● **DIRECTIONS FOR THIS TASK**:
For each line of the data below that holds "joke", copy the line.

● **DATA SUPPLIED**:
* * * * *
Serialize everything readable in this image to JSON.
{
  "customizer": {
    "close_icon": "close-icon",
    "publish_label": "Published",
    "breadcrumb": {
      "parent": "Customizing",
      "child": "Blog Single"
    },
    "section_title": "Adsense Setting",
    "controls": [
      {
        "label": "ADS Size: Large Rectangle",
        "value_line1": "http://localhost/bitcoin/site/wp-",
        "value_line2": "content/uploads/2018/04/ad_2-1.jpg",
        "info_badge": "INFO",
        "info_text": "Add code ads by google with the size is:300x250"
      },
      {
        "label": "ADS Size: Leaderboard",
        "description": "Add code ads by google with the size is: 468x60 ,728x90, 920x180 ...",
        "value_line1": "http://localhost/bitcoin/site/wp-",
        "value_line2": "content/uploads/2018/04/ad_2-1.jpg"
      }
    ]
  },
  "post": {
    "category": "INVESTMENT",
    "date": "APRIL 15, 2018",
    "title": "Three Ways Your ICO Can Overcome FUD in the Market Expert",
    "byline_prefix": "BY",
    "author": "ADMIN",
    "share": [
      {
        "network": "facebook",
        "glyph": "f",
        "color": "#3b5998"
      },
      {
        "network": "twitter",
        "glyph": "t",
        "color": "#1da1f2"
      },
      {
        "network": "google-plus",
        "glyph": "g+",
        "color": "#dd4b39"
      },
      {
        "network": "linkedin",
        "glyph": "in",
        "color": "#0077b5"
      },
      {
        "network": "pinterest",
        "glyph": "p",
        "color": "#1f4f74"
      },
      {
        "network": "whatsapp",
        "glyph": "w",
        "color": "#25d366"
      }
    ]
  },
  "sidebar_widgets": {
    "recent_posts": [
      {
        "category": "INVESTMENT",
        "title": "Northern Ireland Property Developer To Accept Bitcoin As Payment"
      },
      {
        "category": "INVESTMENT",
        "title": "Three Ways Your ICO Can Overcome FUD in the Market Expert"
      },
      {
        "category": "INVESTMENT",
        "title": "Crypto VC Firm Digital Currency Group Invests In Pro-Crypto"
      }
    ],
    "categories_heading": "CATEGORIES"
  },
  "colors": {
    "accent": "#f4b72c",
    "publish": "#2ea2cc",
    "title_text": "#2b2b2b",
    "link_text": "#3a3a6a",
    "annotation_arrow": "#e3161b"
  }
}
* * * * *
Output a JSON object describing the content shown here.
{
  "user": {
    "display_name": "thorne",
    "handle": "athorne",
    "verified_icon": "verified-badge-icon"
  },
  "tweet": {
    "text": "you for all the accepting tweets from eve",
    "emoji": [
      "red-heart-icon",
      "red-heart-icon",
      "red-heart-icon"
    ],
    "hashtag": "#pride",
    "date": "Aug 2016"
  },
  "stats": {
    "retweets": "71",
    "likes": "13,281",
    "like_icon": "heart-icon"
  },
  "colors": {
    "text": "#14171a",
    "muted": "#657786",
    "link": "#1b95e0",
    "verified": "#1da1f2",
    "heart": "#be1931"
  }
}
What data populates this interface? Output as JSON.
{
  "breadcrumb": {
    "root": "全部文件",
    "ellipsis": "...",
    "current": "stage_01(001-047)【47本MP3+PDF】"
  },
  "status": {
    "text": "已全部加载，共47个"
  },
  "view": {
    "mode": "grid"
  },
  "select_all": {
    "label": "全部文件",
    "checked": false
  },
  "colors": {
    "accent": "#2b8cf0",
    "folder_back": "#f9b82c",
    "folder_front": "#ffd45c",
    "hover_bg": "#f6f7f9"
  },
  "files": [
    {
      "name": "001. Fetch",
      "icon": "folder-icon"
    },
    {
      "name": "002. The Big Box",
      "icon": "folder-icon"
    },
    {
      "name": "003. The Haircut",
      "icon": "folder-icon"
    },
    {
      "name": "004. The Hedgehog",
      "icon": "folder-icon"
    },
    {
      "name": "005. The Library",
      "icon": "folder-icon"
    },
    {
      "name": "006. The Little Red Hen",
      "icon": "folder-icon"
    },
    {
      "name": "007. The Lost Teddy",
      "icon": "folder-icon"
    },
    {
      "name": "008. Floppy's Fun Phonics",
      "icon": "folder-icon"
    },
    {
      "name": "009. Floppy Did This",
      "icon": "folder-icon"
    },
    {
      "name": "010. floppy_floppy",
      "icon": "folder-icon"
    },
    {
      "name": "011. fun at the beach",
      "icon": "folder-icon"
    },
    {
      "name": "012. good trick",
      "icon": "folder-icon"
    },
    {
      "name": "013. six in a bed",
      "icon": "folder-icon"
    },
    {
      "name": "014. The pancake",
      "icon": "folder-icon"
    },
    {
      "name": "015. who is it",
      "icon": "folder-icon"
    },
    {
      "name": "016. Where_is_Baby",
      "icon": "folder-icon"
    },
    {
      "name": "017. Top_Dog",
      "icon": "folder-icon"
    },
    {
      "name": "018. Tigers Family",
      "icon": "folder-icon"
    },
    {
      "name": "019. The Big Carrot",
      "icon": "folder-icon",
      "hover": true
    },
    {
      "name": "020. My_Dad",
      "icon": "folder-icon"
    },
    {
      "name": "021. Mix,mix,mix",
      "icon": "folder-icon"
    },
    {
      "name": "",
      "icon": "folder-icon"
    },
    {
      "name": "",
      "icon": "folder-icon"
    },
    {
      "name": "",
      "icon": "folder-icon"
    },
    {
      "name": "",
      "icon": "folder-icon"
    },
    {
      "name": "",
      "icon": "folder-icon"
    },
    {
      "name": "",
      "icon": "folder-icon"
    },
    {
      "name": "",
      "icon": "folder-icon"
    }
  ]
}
* * * * *
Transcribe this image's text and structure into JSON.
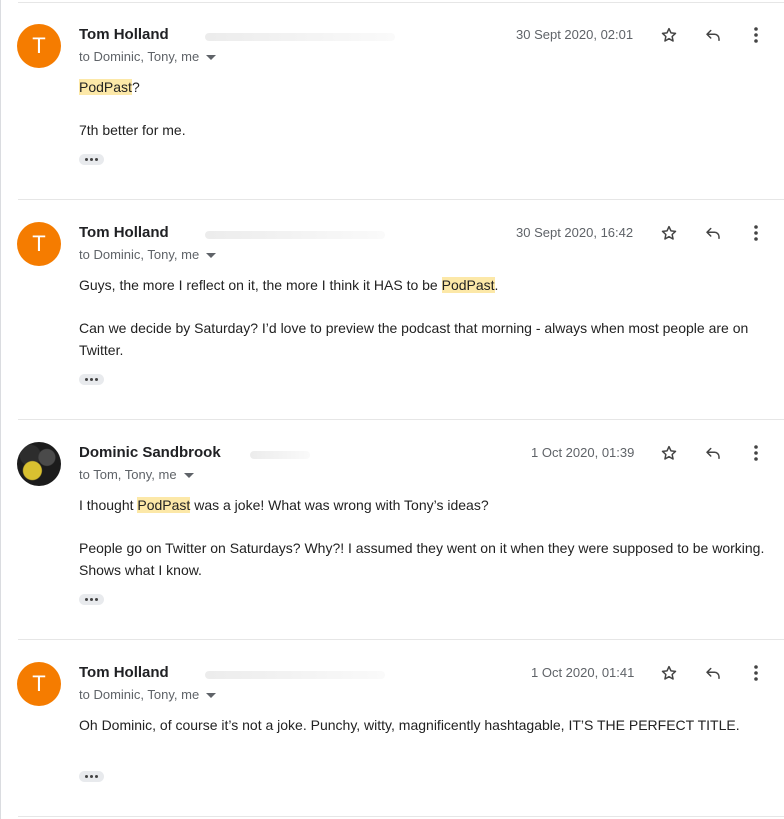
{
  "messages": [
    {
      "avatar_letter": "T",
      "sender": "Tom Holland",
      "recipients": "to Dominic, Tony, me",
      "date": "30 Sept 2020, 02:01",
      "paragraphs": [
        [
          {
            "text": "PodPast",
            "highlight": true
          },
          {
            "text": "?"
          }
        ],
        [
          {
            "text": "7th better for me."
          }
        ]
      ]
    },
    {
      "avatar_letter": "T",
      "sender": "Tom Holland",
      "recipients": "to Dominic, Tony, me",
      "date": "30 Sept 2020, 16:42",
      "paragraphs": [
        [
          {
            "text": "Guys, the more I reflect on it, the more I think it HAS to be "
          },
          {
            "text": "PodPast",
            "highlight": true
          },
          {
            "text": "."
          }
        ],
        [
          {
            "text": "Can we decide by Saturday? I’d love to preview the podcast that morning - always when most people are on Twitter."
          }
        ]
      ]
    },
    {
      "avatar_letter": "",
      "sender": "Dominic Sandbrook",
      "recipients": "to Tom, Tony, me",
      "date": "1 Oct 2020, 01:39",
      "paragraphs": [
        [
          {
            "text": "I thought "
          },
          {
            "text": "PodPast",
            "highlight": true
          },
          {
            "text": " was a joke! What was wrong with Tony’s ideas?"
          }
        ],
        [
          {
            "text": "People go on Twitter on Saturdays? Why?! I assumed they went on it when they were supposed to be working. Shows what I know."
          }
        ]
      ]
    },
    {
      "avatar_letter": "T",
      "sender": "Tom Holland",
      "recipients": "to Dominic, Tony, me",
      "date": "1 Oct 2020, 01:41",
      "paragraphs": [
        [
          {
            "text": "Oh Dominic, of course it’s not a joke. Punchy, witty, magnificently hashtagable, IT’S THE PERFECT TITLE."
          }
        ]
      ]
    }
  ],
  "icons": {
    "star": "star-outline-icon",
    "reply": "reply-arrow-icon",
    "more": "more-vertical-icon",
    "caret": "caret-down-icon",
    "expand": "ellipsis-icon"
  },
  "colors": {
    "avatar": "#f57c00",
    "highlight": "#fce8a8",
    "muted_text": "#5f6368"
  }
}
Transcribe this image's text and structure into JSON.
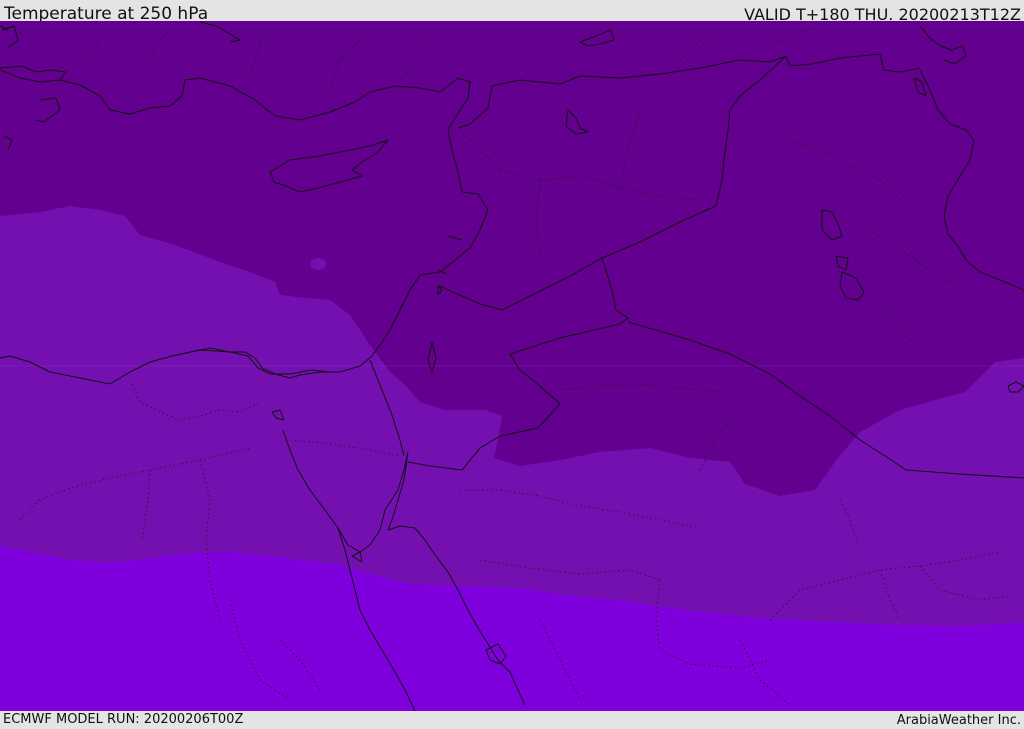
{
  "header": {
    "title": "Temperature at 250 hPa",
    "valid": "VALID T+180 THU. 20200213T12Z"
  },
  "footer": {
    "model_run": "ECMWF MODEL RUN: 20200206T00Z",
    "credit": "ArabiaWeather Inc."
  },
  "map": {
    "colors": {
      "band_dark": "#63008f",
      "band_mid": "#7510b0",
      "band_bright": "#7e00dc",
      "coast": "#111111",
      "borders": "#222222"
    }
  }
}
* * * * *
● **RESULT FOR THIS TASK**:
            "text": " was a joke! What was wrong with Tony’s ideas?"
            "text": "Oh Dominic, of course it’s not a joke. Punchy, witty, magnificently hashtagable, IT’S THE PERFECT TITLE."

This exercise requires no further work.